§ Items from a dataset:
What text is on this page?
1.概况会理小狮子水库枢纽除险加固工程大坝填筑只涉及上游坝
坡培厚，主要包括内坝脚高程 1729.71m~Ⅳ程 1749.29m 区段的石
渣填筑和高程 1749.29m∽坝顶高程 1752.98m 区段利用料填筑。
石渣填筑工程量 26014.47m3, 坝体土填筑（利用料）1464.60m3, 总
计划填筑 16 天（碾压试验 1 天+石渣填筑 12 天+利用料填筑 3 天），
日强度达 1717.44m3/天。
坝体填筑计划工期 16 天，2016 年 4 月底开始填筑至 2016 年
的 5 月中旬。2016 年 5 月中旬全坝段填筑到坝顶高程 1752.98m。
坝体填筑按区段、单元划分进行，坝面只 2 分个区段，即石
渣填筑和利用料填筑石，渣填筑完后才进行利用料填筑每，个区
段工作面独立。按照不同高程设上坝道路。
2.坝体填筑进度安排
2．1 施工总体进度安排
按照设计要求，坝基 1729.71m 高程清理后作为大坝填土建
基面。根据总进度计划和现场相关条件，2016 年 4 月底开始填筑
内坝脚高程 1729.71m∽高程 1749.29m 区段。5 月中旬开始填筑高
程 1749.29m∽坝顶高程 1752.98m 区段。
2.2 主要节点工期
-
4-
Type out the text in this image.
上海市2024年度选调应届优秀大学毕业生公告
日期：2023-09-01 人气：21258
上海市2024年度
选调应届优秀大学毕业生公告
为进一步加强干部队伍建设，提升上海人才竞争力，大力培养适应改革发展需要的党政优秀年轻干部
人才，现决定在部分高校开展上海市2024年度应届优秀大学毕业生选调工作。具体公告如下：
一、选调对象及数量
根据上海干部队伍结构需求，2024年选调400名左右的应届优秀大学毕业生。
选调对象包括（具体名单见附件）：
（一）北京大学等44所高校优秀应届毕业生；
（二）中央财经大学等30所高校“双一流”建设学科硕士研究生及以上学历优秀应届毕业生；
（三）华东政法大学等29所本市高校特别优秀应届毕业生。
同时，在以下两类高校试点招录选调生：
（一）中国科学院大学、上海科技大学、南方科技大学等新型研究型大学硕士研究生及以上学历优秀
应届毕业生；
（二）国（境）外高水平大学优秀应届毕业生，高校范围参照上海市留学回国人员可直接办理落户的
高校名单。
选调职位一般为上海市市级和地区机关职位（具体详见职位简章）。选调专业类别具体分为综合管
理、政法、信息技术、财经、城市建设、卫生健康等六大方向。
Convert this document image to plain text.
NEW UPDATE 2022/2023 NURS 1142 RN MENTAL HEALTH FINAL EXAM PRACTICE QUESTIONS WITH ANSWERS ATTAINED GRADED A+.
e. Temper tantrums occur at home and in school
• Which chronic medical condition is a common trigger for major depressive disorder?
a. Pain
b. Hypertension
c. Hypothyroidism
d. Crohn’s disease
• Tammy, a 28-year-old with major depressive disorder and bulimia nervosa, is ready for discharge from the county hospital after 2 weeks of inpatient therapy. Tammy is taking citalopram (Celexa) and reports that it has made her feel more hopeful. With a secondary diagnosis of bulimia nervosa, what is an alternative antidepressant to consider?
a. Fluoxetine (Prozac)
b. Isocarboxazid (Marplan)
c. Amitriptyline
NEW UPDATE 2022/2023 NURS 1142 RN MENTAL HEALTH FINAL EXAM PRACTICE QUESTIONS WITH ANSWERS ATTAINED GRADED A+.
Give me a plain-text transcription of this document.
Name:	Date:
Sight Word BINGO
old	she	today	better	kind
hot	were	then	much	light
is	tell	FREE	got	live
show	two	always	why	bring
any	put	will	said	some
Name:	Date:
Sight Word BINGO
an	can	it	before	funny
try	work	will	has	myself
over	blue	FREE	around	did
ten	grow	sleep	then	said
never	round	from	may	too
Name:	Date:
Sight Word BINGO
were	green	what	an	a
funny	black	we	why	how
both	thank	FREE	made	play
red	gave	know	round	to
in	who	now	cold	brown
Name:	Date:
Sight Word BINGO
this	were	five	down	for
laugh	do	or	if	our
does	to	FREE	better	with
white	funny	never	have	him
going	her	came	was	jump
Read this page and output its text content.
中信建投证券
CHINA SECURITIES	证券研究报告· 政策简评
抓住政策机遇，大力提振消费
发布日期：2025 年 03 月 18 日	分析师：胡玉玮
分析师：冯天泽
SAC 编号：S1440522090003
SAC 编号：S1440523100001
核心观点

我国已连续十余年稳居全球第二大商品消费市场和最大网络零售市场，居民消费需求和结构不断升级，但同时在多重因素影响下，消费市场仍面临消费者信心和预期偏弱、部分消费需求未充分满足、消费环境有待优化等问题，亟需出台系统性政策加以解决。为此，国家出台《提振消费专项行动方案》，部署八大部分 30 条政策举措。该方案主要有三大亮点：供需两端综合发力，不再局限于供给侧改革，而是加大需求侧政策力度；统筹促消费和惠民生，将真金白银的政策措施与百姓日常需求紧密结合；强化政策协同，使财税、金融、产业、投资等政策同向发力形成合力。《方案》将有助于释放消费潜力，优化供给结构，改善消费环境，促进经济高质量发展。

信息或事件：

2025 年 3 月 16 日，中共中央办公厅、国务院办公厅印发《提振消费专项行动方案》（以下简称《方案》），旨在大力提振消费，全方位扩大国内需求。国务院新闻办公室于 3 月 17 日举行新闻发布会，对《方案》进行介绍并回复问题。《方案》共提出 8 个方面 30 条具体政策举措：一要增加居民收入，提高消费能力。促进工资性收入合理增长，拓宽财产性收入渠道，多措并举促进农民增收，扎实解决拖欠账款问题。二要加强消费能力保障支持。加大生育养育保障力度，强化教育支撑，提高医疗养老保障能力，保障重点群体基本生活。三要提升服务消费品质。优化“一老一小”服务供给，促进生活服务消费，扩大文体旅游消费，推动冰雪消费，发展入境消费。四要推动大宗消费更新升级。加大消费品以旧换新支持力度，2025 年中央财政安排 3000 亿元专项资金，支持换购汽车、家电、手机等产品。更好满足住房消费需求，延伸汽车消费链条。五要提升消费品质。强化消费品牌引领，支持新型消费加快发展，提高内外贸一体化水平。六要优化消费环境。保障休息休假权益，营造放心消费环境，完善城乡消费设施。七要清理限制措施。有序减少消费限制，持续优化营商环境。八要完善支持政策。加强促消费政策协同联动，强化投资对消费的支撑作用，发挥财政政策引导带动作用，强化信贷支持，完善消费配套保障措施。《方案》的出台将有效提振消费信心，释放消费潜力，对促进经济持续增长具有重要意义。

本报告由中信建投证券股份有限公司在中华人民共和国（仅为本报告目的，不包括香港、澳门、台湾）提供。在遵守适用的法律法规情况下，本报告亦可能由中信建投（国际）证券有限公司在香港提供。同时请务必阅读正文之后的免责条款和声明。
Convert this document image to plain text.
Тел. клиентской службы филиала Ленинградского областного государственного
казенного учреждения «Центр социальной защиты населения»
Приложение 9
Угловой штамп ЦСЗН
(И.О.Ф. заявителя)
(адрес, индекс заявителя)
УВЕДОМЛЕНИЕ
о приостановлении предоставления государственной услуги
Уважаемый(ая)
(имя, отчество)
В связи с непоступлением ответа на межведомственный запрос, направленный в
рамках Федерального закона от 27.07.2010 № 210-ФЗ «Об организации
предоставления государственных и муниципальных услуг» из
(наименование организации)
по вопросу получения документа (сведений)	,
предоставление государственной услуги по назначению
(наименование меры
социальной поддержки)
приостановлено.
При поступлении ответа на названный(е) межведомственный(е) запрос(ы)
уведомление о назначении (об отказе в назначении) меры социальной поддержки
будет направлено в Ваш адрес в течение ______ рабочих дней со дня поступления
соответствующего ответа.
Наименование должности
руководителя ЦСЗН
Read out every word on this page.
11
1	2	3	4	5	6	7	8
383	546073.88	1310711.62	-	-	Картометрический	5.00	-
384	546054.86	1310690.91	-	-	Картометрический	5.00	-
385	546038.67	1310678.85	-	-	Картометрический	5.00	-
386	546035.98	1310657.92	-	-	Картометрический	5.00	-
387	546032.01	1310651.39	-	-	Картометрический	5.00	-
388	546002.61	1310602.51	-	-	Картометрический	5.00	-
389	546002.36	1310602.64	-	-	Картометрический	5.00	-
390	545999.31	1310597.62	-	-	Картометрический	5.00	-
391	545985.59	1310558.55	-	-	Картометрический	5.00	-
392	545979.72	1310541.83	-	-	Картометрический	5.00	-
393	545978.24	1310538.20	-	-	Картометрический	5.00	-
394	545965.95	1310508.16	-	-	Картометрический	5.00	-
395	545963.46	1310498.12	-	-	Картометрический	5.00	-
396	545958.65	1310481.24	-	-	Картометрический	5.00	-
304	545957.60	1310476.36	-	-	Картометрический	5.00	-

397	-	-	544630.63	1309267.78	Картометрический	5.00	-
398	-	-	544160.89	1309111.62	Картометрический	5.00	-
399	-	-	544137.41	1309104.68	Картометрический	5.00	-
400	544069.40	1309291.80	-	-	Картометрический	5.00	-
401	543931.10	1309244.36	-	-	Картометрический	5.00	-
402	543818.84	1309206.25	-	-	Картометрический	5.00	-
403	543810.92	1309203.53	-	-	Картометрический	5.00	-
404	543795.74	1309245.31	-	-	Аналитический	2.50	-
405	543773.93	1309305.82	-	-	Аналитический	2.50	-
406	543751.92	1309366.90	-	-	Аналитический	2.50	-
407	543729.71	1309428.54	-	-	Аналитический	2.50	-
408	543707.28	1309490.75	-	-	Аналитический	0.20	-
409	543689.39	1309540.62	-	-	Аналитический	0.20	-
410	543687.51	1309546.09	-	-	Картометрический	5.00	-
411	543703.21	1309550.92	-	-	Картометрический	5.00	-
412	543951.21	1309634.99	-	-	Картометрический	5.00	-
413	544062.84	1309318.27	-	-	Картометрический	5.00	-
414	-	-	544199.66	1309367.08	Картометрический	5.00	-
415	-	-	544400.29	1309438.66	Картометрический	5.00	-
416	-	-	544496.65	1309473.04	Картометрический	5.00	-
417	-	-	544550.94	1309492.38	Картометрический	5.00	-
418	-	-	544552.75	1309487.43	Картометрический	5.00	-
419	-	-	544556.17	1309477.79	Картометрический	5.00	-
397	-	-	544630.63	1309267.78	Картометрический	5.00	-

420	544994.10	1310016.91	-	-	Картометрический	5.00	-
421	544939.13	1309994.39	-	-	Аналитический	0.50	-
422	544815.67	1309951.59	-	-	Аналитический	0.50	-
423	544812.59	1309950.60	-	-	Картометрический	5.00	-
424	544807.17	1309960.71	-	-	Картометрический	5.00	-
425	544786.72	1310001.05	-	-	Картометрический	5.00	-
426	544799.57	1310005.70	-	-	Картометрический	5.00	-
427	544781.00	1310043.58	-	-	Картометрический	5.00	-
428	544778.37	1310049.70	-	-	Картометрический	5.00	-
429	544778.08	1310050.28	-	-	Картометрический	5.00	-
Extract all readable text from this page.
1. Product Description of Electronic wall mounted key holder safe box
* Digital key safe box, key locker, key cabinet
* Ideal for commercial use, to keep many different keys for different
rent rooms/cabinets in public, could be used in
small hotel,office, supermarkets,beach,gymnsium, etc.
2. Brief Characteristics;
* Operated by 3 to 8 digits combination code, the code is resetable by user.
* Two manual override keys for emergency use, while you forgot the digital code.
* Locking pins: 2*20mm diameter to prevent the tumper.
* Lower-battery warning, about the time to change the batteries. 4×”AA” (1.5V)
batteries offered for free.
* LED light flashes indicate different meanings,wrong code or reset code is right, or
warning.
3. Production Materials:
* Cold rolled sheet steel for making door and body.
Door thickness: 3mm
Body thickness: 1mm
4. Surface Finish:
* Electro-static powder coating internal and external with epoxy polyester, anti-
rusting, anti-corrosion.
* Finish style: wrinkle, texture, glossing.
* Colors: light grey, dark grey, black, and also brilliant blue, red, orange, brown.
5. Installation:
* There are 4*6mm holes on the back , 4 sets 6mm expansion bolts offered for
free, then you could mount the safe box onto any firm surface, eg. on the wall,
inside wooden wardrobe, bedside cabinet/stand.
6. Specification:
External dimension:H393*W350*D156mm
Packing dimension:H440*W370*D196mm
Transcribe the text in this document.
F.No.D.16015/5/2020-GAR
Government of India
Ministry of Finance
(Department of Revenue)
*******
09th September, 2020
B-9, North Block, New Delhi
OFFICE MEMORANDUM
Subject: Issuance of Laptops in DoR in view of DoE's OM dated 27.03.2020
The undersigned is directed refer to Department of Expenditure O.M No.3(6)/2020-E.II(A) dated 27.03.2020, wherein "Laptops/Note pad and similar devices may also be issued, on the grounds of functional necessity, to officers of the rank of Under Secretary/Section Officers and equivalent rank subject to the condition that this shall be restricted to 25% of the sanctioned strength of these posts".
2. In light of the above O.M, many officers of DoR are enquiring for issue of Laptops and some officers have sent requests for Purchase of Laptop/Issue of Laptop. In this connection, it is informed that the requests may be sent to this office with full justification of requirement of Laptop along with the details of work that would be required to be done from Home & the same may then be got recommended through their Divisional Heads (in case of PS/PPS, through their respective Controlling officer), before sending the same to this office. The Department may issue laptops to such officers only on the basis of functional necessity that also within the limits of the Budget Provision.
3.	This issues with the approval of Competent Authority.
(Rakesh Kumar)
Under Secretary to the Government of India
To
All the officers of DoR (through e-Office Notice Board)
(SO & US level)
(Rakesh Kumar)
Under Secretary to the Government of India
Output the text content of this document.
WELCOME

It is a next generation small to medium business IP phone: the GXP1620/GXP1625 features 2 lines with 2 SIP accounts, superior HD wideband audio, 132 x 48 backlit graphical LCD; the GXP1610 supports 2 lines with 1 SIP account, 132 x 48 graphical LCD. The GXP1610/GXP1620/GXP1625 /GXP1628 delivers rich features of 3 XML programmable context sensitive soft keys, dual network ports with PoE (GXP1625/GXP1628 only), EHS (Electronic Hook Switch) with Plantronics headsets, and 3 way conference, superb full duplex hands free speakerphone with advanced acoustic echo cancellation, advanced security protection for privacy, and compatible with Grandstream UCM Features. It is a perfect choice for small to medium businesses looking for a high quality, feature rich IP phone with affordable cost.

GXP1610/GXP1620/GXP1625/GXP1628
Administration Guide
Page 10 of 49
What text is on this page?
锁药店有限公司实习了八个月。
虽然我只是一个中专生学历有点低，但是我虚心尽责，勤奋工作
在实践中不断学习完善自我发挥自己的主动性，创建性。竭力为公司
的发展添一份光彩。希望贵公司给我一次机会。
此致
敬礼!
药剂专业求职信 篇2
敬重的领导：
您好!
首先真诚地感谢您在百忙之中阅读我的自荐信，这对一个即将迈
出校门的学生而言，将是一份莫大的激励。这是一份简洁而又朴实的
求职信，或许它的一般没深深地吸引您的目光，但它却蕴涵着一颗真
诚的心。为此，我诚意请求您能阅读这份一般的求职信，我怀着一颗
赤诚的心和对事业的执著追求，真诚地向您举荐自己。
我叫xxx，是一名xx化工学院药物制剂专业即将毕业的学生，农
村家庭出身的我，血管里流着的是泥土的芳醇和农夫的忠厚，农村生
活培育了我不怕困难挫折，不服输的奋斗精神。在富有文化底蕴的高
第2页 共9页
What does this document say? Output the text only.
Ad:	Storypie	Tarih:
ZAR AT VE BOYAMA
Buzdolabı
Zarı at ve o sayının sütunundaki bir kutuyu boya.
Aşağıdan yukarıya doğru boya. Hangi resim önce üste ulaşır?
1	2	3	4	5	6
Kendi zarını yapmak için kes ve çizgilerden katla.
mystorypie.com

§ WHAT TO WORK ON:
In the entries above, find every line holding the word "brown" and copy it out.

§ RESULT:
in	who	now	cold	brown
* Colors: light grey, dark grey, black, and also brilliant blue, red, orange, brown.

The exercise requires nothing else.